### [Activities]
1) Using the text on protecting the anonymity of sexual assault victims, decide whether each statement agrees with it: (a) Section 228A of the IPC permits publishing a victim's name when the victim authorizes it in writing; (b) in the United Kingdom, sexual assault victims are generally given anonymity for ten years; (c) the Delhi High Court directed 12 media houses to pay Rs 10 lakh each. Answer yes or no for each and quote the deciding words.
2) Revise the text on protecting the anonymity of sexual assault victims, starting with "The UNICEF also" and going on through "abuse and exploitation.", so that "obscuring" becomes "concealing".

Last week, the Delhi High Court directed various media websites in India to remove news disclosing the identity of the Kathua rape victim. In May, the high court had issued notices to Google, Facebook, Twitter and YouTube for revealing the identity of the eight-year-old Kathua rape victim. The legal case against the social media websites has been filed under Section 228A of the Indian Penal Code (IPC) which criminalises the disclosure of the identity of victims of sexual offences. The case, which is still pending, raises important issues such as the need for protecting the anonymity of sexual assault victims on social media and the kind of liability (if any) which should be affixed on internet intermediaries.
Laws protecting the anonymity of sexual assault victims in India
In India, it is a criminal offence to disclose the identity of victims of offences committed under Sections 376, 376A, 376B, 376C or 376D of the IPC (broadly, offences covering sexual assault). The relevant section is 228A of the IPC which prohibits publication of the names of sexual assault victims save in exceptional cases, including where the publication is authorised in writing by the victim or by the next of kin of the victim (where the victim is dead or minor or of unsound mind). Further, under Section 23 of the Protection of Children from Sexual Offences (POCSO) Act 2012, the media is prohibited from disclosing information which could lead to disclosure of the identity of a victim in case of offences committed under the Act
Similar laws exist in other countries such as the United Kingdom where victims of sexual assault are generally given lifetime anonymity under the Sexual Offences (Amendment) Act, 1992.
The UNICEF also has guidelines in place relating to media reporting on children. The guidelines emphasise changing the name and obscuring the visual identity of any child who is identified as the victim of sexual abuse and exploitation.
Despite legal provisions protecting the anonymity of sexual assault victims including children, there are instances of such laws being flouted in India.
In July 2013, The Indian Express drew flak for publishing the names of victims of child trafficking in Manipur. In December 2017, the principal of a school in Kolkata was summoned for contravening the POCSO Act by revealing the name of a nursery student who had allegedly been sexually abused by two male teachers. In March 2017, the Calcutta High Court in Bijoy@Giddu Das versus State of West Bengal (CRA 663 of 2016) issued guidelines for protecting the victim’s identity after a trial court judge revealed the name of the victim in his judgment while hearing a case under the POCSO Act. The Calcutta High Court noted, “The victim’s identity shall not be disclosed in the media, except with the express permission of the special court, in the interest of justice. Any person, including a police officer, disclosing the identity of the victim, shall be prosecuted under Section 23(4) of the Act (POCSO).” Most recently, in April 2018, the Delhi High Court directed 12 media houses to pay Rs 10 lakh each as compensation for disclosing the name of the Kathua rape victim. The Press Council of India had also separately initiated proceedings against the media houses, which were subsequently stayed by the Delhi High Court.

### [Extracted data]
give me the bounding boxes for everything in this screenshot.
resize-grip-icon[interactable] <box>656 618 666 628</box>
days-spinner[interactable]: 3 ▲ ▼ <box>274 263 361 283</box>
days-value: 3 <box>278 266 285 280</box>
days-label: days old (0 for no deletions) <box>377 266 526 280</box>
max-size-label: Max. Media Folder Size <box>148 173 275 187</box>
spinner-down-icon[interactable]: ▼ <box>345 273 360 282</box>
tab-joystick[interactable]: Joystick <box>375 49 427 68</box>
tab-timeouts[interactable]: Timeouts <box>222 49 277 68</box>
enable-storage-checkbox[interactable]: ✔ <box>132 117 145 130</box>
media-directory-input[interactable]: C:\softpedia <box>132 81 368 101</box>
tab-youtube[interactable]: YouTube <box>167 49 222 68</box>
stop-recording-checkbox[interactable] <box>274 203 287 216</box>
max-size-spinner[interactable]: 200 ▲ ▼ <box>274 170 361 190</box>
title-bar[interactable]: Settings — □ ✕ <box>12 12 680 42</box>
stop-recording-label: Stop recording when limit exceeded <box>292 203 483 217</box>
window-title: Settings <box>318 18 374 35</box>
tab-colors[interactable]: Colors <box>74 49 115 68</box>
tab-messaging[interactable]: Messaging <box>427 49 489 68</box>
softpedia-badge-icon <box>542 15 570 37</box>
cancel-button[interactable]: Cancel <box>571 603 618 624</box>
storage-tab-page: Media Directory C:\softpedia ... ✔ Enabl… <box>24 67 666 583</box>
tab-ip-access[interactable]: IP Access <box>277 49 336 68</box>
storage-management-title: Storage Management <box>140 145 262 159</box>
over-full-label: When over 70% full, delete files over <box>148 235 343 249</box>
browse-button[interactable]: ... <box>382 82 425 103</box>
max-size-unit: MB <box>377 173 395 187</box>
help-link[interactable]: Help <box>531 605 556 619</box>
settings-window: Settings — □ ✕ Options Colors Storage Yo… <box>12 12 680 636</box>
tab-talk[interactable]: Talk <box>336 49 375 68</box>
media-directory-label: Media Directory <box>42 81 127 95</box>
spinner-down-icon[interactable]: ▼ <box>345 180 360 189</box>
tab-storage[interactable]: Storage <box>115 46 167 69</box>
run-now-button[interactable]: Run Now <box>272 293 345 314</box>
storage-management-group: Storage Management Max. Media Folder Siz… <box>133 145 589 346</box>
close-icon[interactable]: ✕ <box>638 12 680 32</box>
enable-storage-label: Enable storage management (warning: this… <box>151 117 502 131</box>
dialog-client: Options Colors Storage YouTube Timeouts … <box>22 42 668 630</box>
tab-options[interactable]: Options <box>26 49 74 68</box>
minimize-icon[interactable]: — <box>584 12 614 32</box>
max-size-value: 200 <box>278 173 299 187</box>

### [Answers below]
1)
(a) Yes: "including where the publication is authorised in writing by the victim"
(b) No: "victims of sexual assault are generally given lifetime anonymity"
(c) Yes: "directed 12 media houses to pay Rs 10 lakh each as compensation"

2)
The UNICEF also has guidelines in place relating to media reporting on children. The guidelines emphasise changing the name and concealing the visual identity of any child who is identified as the victim of sexual abuse and exploitation.